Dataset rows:
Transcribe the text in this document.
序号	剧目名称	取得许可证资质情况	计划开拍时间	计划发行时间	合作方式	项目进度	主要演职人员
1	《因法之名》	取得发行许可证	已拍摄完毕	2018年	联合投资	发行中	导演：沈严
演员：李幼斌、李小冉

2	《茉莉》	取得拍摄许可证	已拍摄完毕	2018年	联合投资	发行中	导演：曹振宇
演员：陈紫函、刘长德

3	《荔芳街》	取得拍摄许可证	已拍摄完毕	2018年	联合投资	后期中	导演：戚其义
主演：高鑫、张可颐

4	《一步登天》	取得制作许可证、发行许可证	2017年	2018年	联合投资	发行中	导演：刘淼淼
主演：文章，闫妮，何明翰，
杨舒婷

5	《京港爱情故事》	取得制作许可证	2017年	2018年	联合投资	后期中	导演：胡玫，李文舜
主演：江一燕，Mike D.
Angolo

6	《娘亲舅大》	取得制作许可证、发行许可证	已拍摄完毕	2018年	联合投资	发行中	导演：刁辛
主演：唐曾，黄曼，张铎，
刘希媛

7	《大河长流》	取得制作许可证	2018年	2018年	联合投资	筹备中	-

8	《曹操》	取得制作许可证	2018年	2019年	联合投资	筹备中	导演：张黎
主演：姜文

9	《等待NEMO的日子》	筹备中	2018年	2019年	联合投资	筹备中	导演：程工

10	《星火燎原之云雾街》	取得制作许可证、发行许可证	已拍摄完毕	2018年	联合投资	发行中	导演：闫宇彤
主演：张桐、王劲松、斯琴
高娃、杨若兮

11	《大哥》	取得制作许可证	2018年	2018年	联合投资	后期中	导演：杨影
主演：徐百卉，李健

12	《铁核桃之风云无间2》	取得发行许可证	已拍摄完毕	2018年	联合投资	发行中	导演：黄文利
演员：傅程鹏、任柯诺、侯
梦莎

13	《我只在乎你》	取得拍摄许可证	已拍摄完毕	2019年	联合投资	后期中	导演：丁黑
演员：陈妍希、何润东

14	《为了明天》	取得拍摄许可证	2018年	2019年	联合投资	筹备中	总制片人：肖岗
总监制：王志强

...

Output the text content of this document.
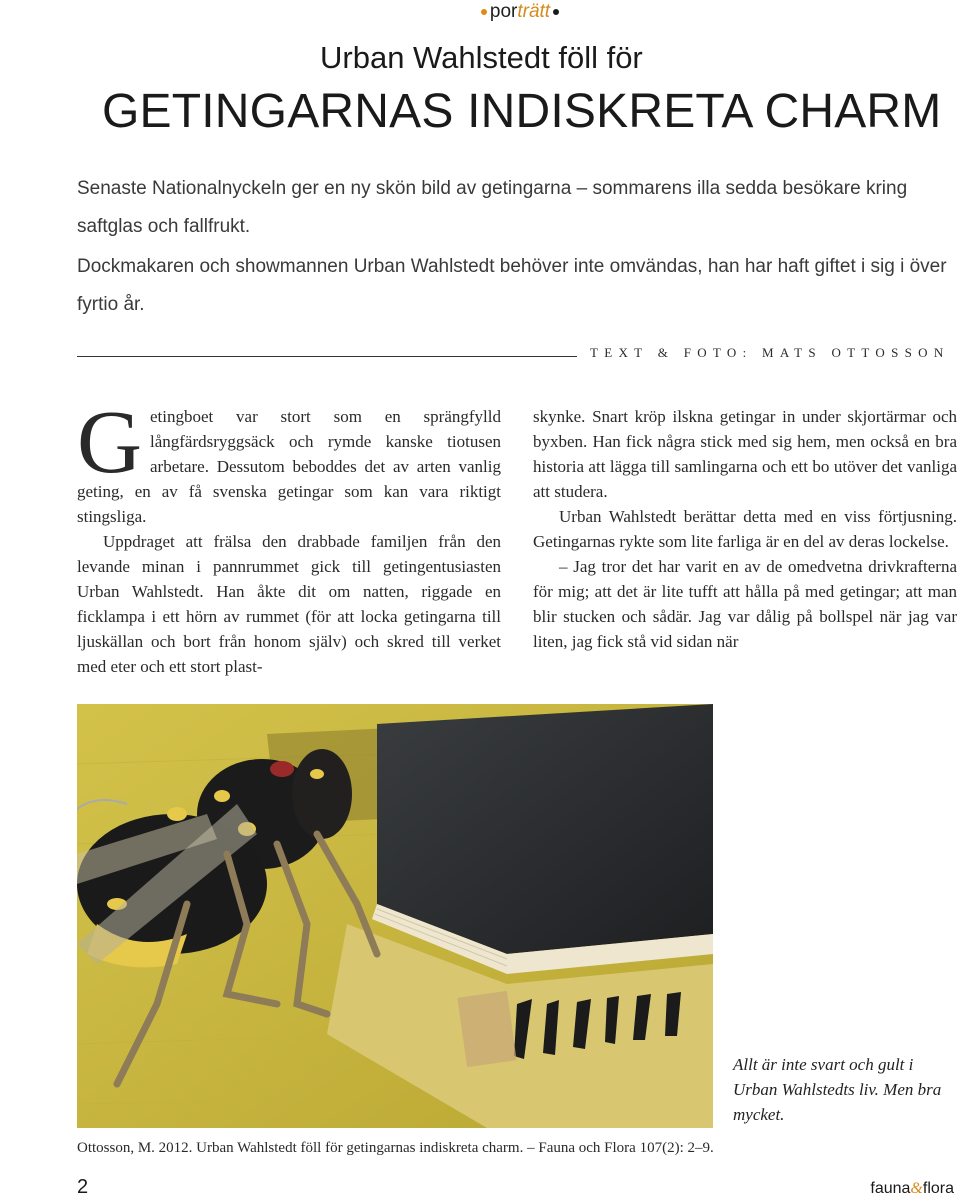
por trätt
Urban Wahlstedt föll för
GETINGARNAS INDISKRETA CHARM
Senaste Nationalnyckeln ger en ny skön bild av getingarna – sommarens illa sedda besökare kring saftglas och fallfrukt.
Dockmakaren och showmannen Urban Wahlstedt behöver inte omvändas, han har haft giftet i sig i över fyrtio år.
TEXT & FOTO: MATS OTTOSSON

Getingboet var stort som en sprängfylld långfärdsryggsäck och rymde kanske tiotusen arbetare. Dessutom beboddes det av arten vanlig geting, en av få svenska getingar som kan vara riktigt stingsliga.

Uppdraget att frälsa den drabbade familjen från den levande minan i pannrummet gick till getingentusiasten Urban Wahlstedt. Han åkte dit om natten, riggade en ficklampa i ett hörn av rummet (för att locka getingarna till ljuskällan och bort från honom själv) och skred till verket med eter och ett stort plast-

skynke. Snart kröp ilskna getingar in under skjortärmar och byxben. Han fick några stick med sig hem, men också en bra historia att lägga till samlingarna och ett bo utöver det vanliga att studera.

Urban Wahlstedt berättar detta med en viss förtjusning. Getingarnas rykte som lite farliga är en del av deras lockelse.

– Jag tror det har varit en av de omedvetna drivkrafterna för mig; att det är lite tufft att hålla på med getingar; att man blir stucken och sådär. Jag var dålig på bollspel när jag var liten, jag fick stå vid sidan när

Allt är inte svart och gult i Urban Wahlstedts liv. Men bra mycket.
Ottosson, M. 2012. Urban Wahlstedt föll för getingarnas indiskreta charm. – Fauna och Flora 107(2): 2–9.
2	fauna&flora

What the exercise asks:
Work through the records line by line and tally those holding "已拍摄完毕". Reply with the number alone.

Output of the exercise:
7